▸ **Problem set**
• A. According to the Nobel laureate profiles, in which city was Lawrence Bragg born and educated?
• B. Revise the Nobel laureate profiles from the words "Medical Scientist and" through the words "Doherty (1940- )", changing "jointly" to "shared".
• C. Go on with the Nobel laureate profiles from the point where they stop.

William Bragg (1862-1942)
Physicist. William Bragg was Traralgoborn in England and moved to Australia to take up the position of Professor of Physics and Mathematics at the University of Adelaide (1886-1909). He won the Nobel Prize in Physics 1915, with his son Lawrence, 'for their services in the analysis of crystal structure by means of X-rays'. He then moved back to England to be a Professor at the University of Leeds 1909-15, and University College, London 1915-23. He became Director of the Royal Institution to 1942.
Lawrence Bragg (1890-1971)
Physicist. Lawrence Bragg was born and educated in Adelaide. He won the Nobel Prize in Physics 1915, with his father William, 'for their services in the analysis of crystal structure by means of X-rays'. He moved to England where he became Professor of Physics at Victoria University, Manchester, between 1919 and 1937. He was then Professor of Physics at Cambridge University, 1938-54, and Director of the Royal Institution, 1954-66.
Frank Macfarlane Burnet (1899-1985)
Medical Scientist and Biologist. Born in Traralgon, Victoria, Burnet was was Director of the Walter and Eliza Hall Institute of Medical Research in Melbourne between 1944 and 1966. He was awarded the The Nobel Prize in Physiology or Medicine 1960, along with P. Medawar, 'for discovery of acquired immunological tolerance'. His areas of research included antibodies, polio, myxomatosis, and many other topics.
John Warcup Cornforth (1917- )
Chemist. Cornforth was born in Sydney, New South Wales. He received the Nobel Prize in Chemistry 1975 (jointly) 'for his work on the stereochemistry of enzyme-catalyzed reactions'. He was the Professor and Research Professor, University of Sussex, 1971-82.
Peter Doherty (1940- )
Immunologist. Peter Doherty was born in Queensland and is currently Professor of Biomedical Research and Chair of the Immunology Department at St Jude Children's Research Hospital, Tennessee, USA. He received the Nobel Prize for Physiology or Medicine 1996 (jointly) 'for discoveries concerning the specificity of the cell mediated immune defence'.
John Carew Eccles (1903-1997)
Physiologist. Eccles was born in Melbourne, Victoria. He worked in Britain between 1927 and 1937, and returned to Australia to become Director, Kanematsu Memorial Institute of Pathology at Sydney Hospital (1937-43). He received the Nobel Prize in Physiology or Medicine 1963 (jointly) 'for discoveries concerning the ionic mechanisms involved in excitation and inhibition in the peripheral and central portions of the nerve cell membrane' (work he undertook in the 1930s). He was Professor of Physiology at the Australian National University (1951-66), followed by Professor of Physiology and Biophysics at the State University of New York, Buffalo 1968-75.
Howard Walter Florey (1898-1968)

▸ **Page layout parsing data**

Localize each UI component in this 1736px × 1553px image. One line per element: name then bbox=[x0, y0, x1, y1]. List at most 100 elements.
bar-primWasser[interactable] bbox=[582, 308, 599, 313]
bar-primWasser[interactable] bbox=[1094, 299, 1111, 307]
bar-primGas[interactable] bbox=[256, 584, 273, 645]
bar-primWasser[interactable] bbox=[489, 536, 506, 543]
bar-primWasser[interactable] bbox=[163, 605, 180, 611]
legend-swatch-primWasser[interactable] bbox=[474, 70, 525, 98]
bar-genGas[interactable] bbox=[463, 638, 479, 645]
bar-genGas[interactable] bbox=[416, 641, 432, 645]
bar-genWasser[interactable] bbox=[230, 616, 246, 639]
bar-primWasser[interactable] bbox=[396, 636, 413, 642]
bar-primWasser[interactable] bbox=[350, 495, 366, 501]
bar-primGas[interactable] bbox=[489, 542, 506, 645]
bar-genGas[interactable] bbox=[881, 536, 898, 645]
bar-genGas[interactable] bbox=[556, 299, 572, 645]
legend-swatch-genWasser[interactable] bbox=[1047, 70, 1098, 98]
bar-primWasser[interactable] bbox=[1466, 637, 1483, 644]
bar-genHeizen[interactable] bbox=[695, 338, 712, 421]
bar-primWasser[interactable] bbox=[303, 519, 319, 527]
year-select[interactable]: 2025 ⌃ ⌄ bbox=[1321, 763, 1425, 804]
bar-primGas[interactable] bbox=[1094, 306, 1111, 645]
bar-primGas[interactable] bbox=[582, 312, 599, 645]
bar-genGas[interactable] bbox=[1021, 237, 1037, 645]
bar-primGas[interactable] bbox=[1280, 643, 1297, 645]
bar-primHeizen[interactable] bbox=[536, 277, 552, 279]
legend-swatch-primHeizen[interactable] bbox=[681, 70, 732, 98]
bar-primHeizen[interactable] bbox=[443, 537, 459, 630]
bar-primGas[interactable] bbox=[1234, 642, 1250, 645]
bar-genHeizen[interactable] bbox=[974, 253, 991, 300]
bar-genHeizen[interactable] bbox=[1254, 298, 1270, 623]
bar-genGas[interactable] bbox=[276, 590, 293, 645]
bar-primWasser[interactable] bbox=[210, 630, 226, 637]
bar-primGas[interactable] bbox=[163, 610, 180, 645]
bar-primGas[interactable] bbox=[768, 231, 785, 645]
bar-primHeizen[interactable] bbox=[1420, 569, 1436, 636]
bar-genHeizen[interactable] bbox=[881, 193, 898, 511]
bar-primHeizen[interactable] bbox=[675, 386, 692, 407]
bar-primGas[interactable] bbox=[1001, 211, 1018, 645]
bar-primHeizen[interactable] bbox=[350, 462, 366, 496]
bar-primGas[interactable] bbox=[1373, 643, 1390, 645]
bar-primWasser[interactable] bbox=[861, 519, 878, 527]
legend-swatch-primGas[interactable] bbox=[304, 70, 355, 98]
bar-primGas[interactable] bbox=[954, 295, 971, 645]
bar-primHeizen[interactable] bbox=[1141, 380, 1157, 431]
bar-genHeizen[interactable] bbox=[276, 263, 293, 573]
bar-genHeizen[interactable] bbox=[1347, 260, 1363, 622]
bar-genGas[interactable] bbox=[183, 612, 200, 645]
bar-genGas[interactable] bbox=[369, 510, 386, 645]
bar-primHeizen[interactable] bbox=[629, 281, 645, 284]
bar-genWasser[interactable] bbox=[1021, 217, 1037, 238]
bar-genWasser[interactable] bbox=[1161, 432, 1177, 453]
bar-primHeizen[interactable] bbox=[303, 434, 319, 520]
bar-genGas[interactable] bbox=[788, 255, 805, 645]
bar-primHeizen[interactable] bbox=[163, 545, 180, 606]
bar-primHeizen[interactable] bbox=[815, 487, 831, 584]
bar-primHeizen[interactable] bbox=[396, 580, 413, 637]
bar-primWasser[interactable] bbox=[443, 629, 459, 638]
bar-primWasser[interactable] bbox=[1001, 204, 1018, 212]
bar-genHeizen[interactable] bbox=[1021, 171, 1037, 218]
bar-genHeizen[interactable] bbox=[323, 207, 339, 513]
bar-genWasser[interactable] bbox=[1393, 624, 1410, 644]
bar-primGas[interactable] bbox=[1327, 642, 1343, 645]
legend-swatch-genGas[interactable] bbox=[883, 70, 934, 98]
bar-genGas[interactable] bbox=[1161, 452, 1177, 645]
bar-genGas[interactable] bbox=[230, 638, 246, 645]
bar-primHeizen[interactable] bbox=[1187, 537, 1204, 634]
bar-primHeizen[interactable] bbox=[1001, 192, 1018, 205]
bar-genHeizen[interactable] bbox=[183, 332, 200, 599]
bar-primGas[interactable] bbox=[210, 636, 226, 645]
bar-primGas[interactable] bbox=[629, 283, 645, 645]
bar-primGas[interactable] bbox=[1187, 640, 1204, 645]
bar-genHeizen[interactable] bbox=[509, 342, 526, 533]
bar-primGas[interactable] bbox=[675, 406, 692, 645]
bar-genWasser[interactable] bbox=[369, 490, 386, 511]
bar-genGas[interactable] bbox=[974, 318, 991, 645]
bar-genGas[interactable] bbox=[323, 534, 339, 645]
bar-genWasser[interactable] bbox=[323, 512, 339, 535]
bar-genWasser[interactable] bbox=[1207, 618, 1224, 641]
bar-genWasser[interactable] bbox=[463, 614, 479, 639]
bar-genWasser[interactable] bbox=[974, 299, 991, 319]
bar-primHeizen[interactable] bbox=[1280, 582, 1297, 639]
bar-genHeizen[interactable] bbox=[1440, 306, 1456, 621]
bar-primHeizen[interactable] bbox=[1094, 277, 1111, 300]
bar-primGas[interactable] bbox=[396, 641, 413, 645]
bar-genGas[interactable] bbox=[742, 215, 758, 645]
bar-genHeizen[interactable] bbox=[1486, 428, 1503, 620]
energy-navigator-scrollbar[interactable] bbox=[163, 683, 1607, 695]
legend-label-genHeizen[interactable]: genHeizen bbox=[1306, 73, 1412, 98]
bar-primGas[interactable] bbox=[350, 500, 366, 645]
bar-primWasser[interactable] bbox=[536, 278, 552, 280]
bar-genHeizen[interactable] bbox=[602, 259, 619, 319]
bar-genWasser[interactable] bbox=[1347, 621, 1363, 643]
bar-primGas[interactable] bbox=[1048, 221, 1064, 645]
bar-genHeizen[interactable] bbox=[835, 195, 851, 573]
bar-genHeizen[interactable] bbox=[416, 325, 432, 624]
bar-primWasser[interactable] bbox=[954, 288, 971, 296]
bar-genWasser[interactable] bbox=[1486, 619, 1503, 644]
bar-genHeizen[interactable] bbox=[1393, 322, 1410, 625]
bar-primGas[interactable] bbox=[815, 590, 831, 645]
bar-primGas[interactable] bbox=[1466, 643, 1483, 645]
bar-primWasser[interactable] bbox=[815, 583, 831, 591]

▸ **Answers to the problems**
• A. Adelaide.

• B.
Medical Scientist and Biologist. Born in Traralgon, Victoria, Burnet was was Director of the Walter and Eliza Hall Institute of Medical Research in Melbourne between 1944 and 1966. He was awarded the The Nobel Prize in Physiology or Medicine 1960, along with P. Medawar, 'for discovery of acquired immunological tolerance'. His areas of research included antibodies, polio, myxomatosis, and many other topics.
John Warcup Cornforth (1917- )
Chemist. Cornforth was born in Sydney, New South Wales. He received the Nobel Prize in Chemistry 1975 (shared) 'for his work on the stereochemistry of enzyme-catalyzed reactions'. He was the Professor and Research Professor, University of Sussex, 1971-82.
Peter Doherty (1940- )

• C.
Pathologist. Florey was born in Adelaide, South Australia. He was Professor of Pathology at the University of Sheffield between 1931 and 1935, and then at the University of Oxford (1935-62). He received the Nobel Prize in Physiology or Medicine 1945 'for the discovery of penicillin and its curative effect in various infectious diseases'. He was also the Chancellor of the Australian National University (1965-68).
Bernard Katz (1911- )
Physiologist. Katz was born in Leipzig, Germany. The majority of his working life was spent in Britain at the University College London, where he became Professor of Biophysics in 1952. Katz was a Carnegie Research Fellow in Eccles' laboratory at the Kanematsu Institute, Sydney Hospital, between 1939 and 1942, and served as a Radar Officer in the Royal Australian Air Force between 1942 and 1945. He received the Nobel Prize in Physiology and Medicine 1970 (jointly) 'for discoveries concerning the humoral transmittors in the nerve terminals and the mechanism for their storage, release and inactivation'.
Aleksandr Mikhailovich Prokhorov (1916- )
Physicist. Prokhorov was born in Atherton, Queensland. In 1923, he moved to the USSR with his parents following the Great October Revolution. He spent the rest of his life in the USSR. He received the Nobel Prize in Physics 1964 (jointly) 'for fundamental work in the field of quantum electronics, which has led to the construction of oscillators and amplifiers based on the maser-laser principle'.
Organic Chemist. Robinson was born in Chesterfield, UK. He spent three years at the University of Sydney (1913-15) as Professor of Organic Chemistry (Pure and Applied). He returned to the UK to work and was Professor at a number of universities, finishing his career as Professor of Chemistry at Oxford University between 1930 and 1955. He received the Nobel Prize in Chemistry 1947 'for his investigations on plant products of biological importance, especially the alkaloids'.